(Part of a data file)
○ ○ ○

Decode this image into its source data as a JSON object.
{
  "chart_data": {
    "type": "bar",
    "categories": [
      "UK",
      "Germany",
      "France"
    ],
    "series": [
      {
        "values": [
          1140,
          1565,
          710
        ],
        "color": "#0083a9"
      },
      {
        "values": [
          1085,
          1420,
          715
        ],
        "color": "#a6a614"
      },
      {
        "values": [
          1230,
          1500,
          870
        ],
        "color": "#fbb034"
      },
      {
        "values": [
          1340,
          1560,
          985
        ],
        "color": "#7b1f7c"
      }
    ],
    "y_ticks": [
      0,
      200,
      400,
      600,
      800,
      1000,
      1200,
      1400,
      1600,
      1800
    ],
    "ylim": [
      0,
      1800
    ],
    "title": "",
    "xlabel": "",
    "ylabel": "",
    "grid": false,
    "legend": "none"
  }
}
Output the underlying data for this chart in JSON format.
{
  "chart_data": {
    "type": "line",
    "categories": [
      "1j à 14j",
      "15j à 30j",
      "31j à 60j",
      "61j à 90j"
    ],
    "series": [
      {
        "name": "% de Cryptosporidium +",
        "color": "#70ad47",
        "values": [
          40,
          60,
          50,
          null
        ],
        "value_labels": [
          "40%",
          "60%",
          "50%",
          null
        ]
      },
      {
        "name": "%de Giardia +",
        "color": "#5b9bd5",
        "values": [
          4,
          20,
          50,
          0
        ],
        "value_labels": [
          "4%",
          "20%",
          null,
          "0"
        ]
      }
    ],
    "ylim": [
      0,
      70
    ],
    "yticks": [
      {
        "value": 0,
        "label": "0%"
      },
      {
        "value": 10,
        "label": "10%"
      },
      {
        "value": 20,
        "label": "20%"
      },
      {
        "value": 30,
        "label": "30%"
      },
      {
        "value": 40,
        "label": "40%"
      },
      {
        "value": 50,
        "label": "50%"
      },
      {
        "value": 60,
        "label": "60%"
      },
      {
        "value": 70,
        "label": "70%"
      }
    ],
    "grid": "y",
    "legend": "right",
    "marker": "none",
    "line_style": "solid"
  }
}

○ ○ ○

__EXERCISE GOAL__.
All lines above with "this" in them should be returned.

__FINISHED TASK__.
Decode this image into its source data as a JSON object.
Output the underlying data for this chart in JSON format.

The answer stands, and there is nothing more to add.